» **WRITTEN REQUEST**: Omit the pictures, then write out every entry exactly as it reads.

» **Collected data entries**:

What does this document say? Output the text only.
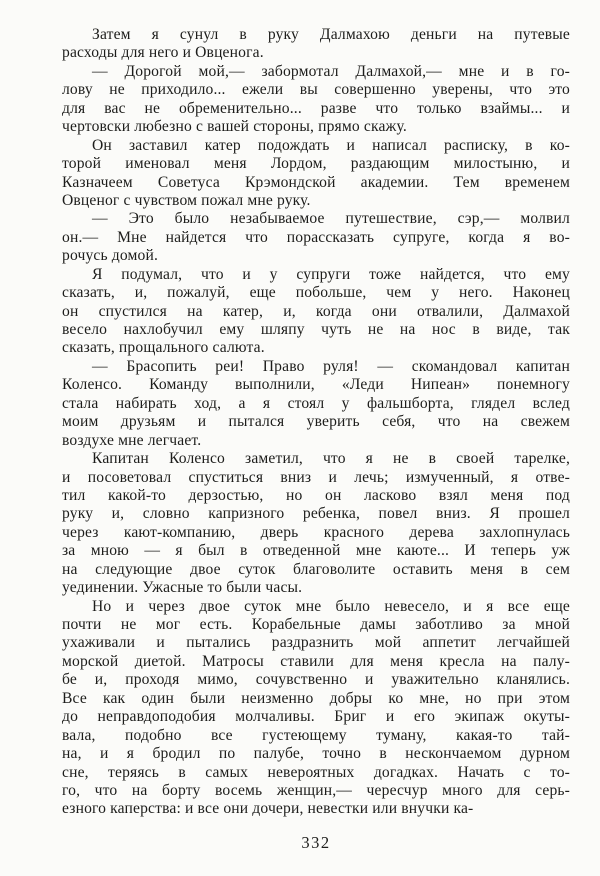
Затем я сунул в руку Далмахою деньги на путевые
расходы для него и Овценога.
— Дорогой мой,— забормотал Далмахой,— мне и в го-
лову не приходило... ежели вы совершенно уверены, что это
для вас не обременительно... разве что только взаймы... и
чертовски любезно с вашей стороны, прямо скажу.
Он заставил катер подождать и написал расписку, в ко-
торой именовал меня Лордом, раздающим милостыню, и
Казначеем Советуса Крэмондской академии. Тем временем
Овценог с чувством пожал мне руку.
— Это было незабываемое путешествие, сэр,— молвил
он.— Мне найдется что порассказать супруге, когда я во-
рочусь домой.
Я подумал, что и у супруги тоже найдется, что ему
сказать, и, пожалуй, еще побольше, чем у него. Наконец
он спустился на катер, и, когда они отвалили, Далмахой
весело нахлобучил ему шляпу чуть не на нос в виде, так
сказать, прощального салюта.
— Брасопить реи! Право руля! — скомандовал капитан
Коленсо. Команду выполнили, «Леди Нипеан» понемногу
стала набирать ход, а я стоял у фальшборта, глядел вслед
моим друзьям и пытался уверить себя, что на свежем
воздухе мне легчает.
Капитан Коленсо заметил, что я не в своей тарелке,
и посоветовал спуститься вниз и лечь; измученный, я отве-
тил какой-то дерзостью, но он ласково взял меня под
руку и, словно капризного ребенка, повел вниз. Я прошел
через кают-компанию, дверь красного дерева захлопнулась
за мною — я был в отведенной мне каюте... И теперь уж
на следующие двое суток благоволите оставить меня в сем
уединении. Ужасные то были часы.
Но и через двое суток мне было невесело, и я все еще
почти не мог есть. Корабельные дамы заботливо за мной
ухаживали и пытались раздразнить мой аппетит легчайшей
морской диетой. Матросы ставили для меня кресла на палу-
бе и, проходя мимо, сочувственно и уважительно кланялись.
Все как один были неизменно добры ко мне, но при этом
до неправдоподобия молчаливы. Бриг и его экипаж окуты-
вала, подобно все густеющему туману, какая-то тай-
на, и я бродил по палубе, точно в нескончаемом дурном
сне, теряясь в самых невероятных догадках. Начать с то-
го, что на борту восемь женщин,— чересчур много для серь-
езного каперства: и все они дочери, невестки или внучки ка-
332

» **ANSWER TO THE TASK**:
What does this document say? Output the text only.
Затем я сунул в руку Далмахою деньги на путевые
расходы для него и Овценога.
— Дорогой мой,— забормотал Далмахой,— мне и в го-
лову не приходило... ежели вы совершенно уверены, что это
для вас не обременительно... разве что только взаймы... и
чертовски любезно с вашей стороны, прямо скажу.
Он заставил катер подождать и написал расписку, в ко-
торой именовал меня Лордом, раздающим милостыню, и
Казначеем Советуса Крэмондской академии. Тем временем
Овценог с чувством пожал мне руку.
— Это было незабываемое путешествие, сэр,— молвил
он.— Мне найдется что порассказать супруге, когда я во-
рочусь домой.
Я подумал, что и у супруги тоже найдется, что ему
сказать, и, пожалуй, еще побольше, чем у него. Наконец
он спустился на катер, и, когда они отвалили, Далмахой
весело нахлобучил ему шляпу чуть не на нос в виде, так
сказать, прощального салюта.
— Брасопить реи! Право руля! — скомандовал капитан
Коленсо. Команду выполнили, «Леди Нипеан» понемногу
стала набирать ход, а я стоял у фальшборта, глядел вслед
моим друзьям и пытался уверить себя, что на свежем
воздухе мне легчает.
Капитан Коленсо заметил, что я не в своей тарелке,
и посоветовал спуститься вниз и лечь; измученный, я отве-
тил какой-то дерзостью, но он ласково взял меня под
руку и, словно капризного ребенка, повел вниз. Я прошел
через кают-компанию, дверь красного дерева захлопнулась
за мною — я был в отведенной мне каюте... И теперь уж
на следующие двое суток благоволите оставить меня в сем
уединении. Ужасные то были часы.
Но и через двое суток мне было невесело, и я все еще
почти не мог есть. Корабельные дамы заботливо за мной
ухаживали и пытались раздразнить мой аппетит легчайшей
морской диетой. Матросы ставили для меня кресла на палу-
бе и, проходя мимо, сочувственно и уважительно кланялись.
Все как один были неизменно добры ко мне, но при этом
до неправдоподобия молчаливы. Бриг и его экипаж окуты-
вала, подобно все густеющему туману, какая-то тай-
на, и я бродил по палубе, точно в нескончаемом дурном
сне, теряясь в самых невероятных догадках. Начать с то-
го, что на борту восемь женщин,— чересчур много для серь-
езного каперства: и все они дочери, невестки или внучки ка-
332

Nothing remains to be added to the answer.